## START Data records

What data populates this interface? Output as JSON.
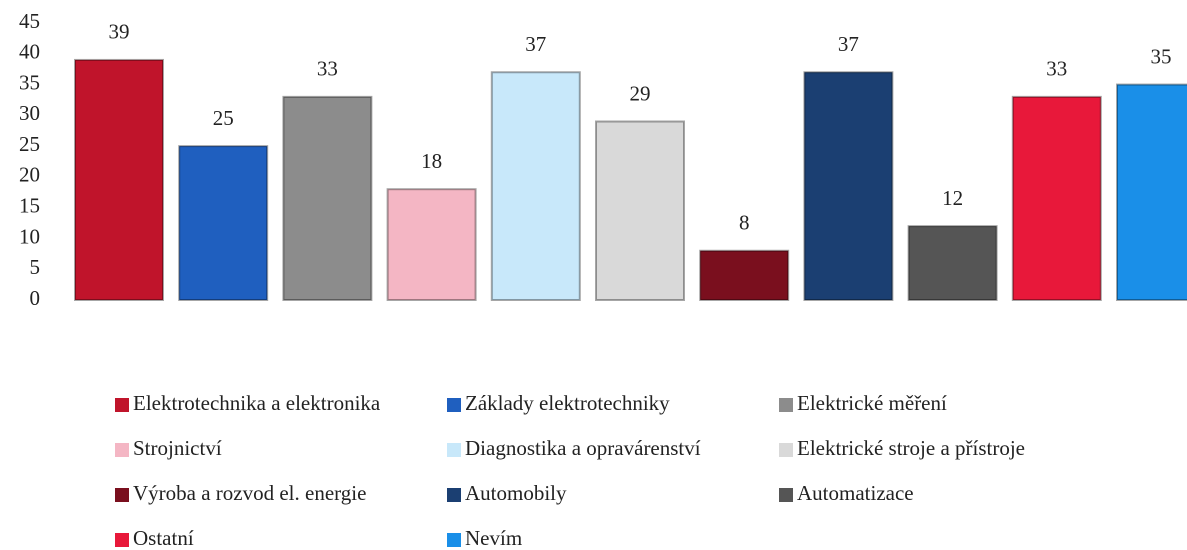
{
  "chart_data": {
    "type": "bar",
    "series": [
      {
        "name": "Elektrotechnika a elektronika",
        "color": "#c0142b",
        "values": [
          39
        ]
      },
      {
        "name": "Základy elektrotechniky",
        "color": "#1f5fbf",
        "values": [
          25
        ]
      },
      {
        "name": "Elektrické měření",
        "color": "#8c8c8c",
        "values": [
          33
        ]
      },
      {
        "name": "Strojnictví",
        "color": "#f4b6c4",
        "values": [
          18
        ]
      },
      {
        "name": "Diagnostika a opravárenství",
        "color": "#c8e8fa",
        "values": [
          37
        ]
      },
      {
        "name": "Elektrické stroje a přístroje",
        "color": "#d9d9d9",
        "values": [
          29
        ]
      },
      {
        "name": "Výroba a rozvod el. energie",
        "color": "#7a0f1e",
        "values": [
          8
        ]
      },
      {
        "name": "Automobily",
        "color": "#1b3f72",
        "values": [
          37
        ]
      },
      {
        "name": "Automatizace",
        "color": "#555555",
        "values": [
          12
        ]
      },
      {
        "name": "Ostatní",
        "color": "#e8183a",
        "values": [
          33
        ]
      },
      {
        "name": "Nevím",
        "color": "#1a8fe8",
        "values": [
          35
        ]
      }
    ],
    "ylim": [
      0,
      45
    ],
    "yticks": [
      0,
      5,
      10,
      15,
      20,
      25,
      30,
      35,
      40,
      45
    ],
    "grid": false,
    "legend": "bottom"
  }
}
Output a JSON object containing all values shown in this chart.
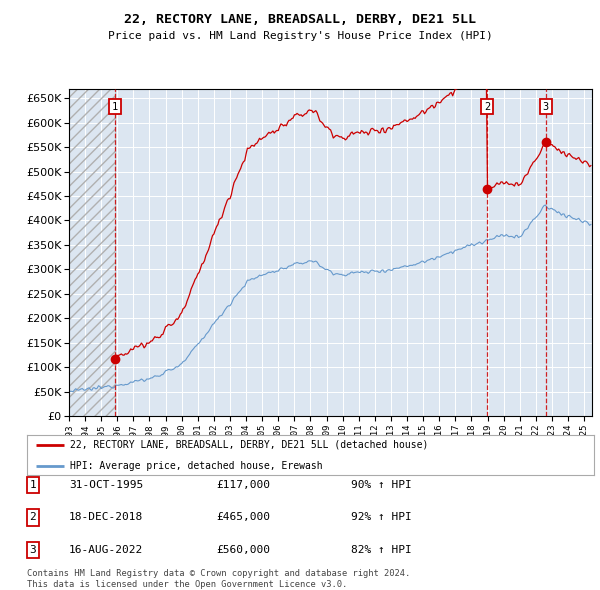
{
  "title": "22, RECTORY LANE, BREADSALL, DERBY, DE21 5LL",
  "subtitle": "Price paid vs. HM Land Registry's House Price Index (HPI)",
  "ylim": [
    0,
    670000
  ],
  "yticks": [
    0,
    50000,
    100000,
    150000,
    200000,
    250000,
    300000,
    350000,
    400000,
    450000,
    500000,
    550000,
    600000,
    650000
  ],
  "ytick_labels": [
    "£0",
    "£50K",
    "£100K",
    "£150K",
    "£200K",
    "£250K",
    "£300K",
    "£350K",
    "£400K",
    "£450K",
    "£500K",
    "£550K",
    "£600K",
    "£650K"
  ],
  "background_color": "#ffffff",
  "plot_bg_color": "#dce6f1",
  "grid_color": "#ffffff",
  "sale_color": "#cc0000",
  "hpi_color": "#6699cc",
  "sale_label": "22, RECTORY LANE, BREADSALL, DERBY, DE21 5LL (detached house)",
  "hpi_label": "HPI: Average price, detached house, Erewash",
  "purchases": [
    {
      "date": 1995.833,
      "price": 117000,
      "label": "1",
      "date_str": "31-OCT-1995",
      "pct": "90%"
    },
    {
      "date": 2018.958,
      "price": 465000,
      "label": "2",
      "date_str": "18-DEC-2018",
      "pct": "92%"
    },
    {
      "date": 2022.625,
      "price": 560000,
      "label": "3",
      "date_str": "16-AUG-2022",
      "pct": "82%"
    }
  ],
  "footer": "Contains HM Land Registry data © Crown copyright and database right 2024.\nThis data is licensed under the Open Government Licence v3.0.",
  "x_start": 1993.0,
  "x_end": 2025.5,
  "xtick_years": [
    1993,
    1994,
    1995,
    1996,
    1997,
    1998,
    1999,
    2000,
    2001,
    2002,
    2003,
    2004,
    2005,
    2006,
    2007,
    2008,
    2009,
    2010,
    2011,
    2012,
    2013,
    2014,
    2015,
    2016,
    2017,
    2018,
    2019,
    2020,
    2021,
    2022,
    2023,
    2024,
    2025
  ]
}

## END Data records
## START Data records

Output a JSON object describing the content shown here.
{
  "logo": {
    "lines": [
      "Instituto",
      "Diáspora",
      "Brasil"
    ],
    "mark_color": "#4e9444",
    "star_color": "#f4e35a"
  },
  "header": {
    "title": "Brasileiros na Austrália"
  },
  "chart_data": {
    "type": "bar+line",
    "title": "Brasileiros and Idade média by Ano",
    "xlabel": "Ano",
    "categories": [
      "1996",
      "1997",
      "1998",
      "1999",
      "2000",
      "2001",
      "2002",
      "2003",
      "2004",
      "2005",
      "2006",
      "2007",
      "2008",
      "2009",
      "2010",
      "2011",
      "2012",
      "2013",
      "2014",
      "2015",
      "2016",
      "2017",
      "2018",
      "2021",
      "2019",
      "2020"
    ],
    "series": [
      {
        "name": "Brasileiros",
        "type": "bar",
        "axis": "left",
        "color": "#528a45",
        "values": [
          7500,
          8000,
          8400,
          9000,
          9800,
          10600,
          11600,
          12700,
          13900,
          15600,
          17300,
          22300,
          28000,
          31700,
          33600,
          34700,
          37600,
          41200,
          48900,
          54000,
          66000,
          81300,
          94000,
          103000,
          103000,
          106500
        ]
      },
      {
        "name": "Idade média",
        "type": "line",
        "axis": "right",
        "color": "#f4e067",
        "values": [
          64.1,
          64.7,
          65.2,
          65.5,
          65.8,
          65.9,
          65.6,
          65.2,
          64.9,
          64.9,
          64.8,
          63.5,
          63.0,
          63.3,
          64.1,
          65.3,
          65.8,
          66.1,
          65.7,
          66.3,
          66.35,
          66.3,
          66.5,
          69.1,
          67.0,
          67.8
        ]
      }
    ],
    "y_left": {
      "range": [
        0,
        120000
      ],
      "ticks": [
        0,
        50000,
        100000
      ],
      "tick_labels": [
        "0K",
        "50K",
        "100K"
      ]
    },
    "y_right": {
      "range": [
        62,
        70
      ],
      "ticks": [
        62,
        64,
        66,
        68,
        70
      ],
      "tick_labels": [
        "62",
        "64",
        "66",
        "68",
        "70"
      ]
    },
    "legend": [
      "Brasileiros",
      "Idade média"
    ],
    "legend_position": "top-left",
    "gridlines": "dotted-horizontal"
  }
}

## END Data records
## START Data records

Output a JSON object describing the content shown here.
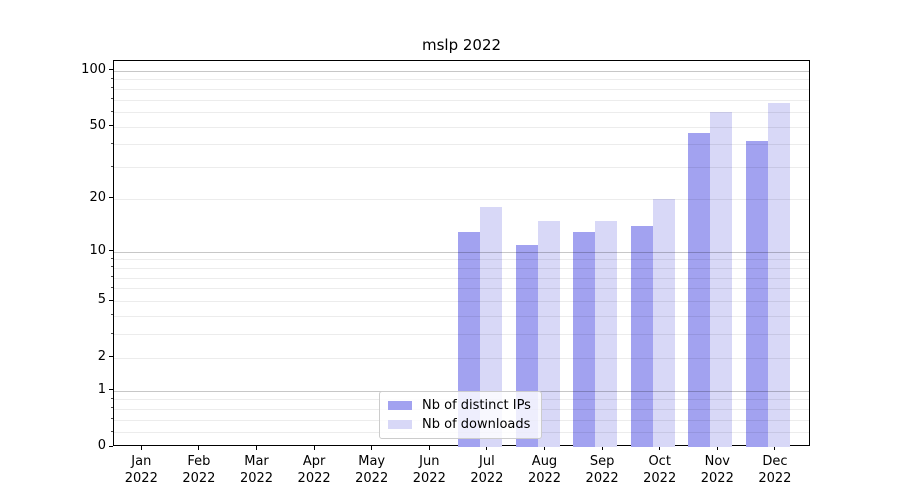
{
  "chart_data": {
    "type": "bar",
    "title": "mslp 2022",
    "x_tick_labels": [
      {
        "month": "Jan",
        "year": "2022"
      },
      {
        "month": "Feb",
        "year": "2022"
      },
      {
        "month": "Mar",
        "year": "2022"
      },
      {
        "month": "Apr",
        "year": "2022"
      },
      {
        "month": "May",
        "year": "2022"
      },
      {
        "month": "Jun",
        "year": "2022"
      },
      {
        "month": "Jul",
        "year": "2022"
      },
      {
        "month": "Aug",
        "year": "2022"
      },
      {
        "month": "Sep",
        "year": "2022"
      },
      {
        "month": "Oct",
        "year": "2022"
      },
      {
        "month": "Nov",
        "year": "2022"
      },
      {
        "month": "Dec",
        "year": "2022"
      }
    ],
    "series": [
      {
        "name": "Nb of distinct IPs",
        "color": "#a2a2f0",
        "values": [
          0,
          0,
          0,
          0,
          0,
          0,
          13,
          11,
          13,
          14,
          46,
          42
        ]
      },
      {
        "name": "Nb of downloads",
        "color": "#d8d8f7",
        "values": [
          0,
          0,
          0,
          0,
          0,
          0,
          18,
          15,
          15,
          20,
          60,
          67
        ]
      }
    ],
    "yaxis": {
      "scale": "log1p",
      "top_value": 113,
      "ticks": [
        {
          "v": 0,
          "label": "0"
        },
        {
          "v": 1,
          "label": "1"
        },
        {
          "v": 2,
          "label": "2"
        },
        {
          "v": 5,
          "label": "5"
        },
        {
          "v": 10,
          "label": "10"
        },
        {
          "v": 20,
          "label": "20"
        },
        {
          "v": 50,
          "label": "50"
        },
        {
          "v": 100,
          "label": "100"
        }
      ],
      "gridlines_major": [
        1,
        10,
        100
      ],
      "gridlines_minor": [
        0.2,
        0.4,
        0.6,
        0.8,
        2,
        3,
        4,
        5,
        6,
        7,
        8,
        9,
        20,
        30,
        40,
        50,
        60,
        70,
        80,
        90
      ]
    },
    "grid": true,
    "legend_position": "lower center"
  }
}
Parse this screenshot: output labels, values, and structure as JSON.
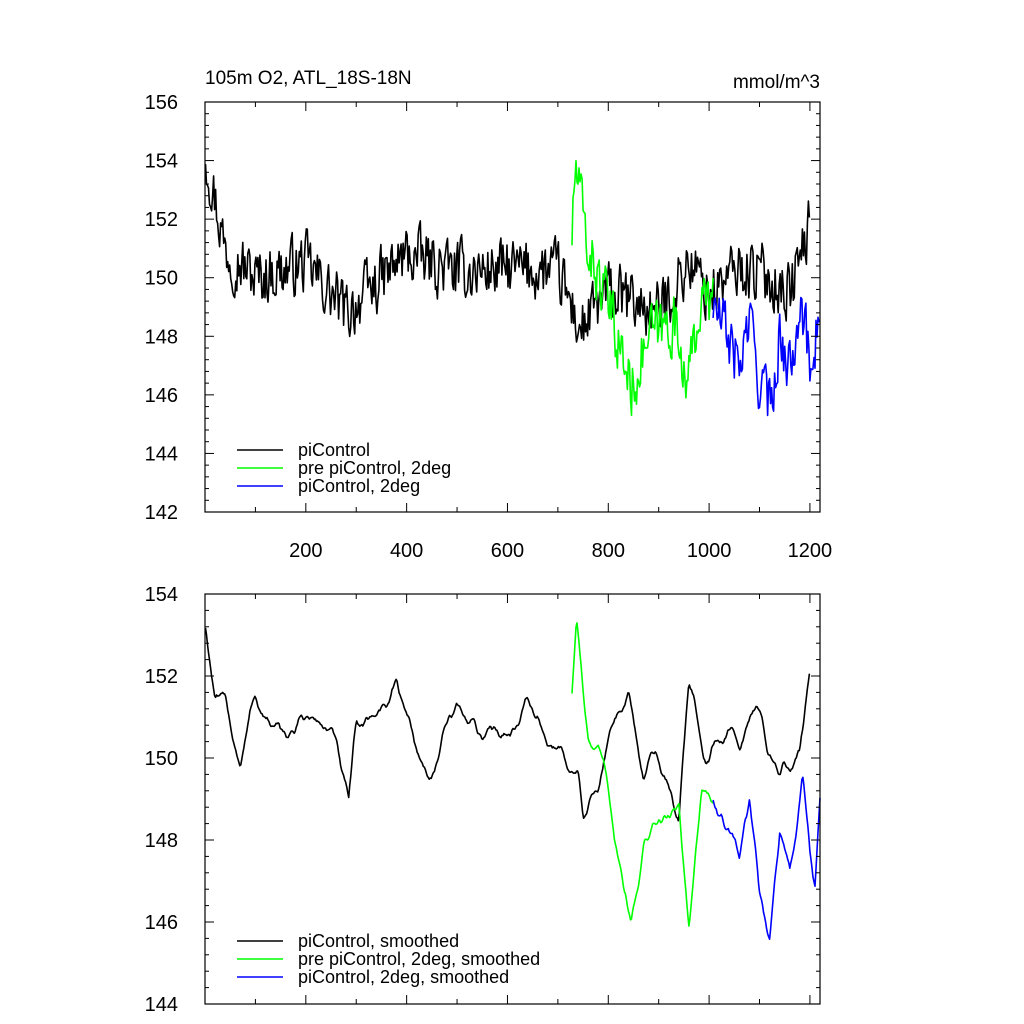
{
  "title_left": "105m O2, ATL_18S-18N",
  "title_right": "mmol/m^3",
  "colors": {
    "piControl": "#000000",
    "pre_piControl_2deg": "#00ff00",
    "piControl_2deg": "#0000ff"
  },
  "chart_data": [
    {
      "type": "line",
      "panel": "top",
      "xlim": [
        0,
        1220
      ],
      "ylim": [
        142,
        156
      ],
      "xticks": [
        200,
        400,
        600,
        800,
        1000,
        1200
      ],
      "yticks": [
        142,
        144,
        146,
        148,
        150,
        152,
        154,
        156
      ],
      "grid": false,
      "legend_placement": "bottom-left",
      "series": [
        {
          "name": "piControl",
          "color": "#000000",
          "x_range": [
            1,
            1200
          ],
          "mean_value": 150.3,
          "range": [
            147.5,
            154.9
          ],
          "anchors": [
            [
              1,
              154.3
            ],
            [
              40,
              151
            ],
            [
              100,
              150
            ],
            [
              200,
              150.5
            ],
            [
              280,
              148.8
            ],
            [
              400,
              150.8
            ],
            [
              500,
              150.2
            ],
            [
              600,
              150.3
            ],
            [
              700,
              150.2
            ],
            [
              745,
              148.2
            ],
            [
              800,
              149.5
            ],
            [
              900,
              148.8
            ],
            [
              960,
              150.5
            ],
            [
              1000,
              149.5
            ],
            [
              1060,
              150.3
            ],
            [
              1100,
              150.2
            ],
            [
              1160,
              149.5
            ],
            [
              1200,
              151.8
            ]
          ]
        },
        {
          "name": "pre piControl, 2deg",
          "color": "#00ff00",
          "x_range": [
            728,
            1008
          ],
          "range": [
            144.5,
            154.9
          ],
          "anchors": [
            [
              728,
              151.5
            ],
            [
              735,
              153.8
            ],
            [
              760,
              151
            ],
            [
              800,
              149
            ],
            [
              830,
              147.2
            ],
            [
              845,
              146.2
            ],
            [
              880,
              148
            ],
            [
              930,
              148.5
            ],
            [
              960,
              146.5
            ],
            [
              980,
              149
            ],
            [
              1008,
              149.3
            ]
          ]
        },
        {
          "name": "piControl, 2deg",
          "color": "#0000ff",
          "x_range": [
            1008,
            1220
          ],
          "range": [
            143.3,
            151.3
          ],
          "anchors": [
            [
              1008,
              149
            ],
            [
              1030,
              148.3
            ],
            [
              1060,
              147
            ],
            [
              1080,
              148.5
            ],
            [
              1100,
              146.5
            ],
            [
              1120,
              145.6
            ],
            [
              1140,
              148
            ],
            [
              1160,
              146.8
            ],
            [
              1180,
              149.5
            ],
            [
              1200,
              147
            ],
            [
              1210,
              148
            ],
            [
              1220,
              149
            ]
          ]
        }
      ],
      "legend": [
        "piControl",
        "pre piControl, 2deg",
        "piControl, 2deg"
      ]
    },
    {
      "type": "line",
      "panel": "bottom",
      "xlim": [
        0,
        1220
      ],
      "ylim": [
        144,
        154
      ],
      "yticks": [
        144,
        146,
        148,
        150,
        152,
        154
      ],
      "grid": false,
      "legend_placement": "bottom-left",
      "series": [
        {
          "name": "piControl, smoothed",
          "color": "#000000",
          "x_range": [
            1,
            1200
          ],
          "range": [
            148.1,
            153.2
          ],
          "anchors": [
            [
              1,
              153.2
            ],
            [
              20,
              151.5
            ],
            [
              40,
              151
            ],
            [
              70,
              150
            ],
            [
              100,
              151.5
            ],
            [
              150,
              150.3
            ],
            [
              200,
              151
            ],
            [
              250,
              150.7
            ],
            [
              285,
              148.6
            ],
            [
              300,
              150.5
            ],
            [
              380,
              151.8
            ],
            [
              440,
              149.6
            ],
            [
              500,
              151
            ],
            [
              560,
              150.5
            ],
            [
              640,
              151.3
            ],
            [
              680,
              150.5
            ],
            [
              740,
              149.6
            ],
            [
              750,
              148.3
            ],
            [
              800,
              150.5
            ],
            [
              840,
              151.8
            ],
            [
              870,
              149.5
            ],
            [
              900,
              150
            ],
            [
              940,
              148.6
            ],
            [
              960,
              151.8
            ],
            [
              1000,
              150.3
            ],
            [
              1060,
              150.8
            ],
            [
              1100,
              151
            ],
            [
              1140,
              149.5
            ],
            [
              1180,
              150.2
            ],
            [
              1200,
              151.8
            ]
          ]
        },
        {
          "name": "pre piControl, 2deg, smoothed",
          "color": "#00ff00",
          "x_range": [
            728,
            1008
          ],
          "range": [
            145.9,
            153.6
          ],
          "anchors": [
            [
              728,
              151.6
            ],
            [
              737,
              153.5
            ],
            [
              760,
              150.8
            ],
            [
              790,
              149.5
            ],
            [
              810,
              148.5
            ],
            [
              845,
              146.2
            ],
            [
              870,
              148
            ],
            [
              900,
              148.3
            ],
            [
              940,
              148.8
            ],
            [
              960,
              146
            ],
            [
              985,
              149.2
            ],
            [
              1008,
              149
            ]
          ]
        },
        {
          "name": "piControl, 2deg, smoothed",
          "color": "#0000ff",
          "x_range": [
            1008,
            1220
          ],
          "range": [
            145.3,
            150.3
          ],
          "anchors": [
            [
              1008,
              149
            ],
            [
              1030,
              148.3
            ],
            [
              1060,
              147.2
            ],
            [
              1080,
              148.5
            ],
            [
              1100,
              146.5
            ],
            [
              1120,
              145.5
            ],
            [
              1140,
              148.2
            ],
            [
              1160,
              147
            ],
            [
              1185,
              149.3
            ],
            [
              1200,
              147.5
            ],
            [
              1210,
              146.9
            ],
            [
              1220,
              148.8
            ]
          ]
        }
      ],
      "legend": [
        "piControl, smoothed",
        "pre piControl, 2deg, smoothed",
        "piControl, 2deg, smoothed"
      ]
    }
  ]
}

## END Data records

== Set exercise ==
Each line above that includes "LANE" should be shown.

== Result below ==
  "title": "22, RECTORY LANE, BREADSALL, DERBY, DE21 5LL",
  "sale_label": "22, RECTORY LANE, BREADSALL, DERBY, DE21 5LL (detached house)",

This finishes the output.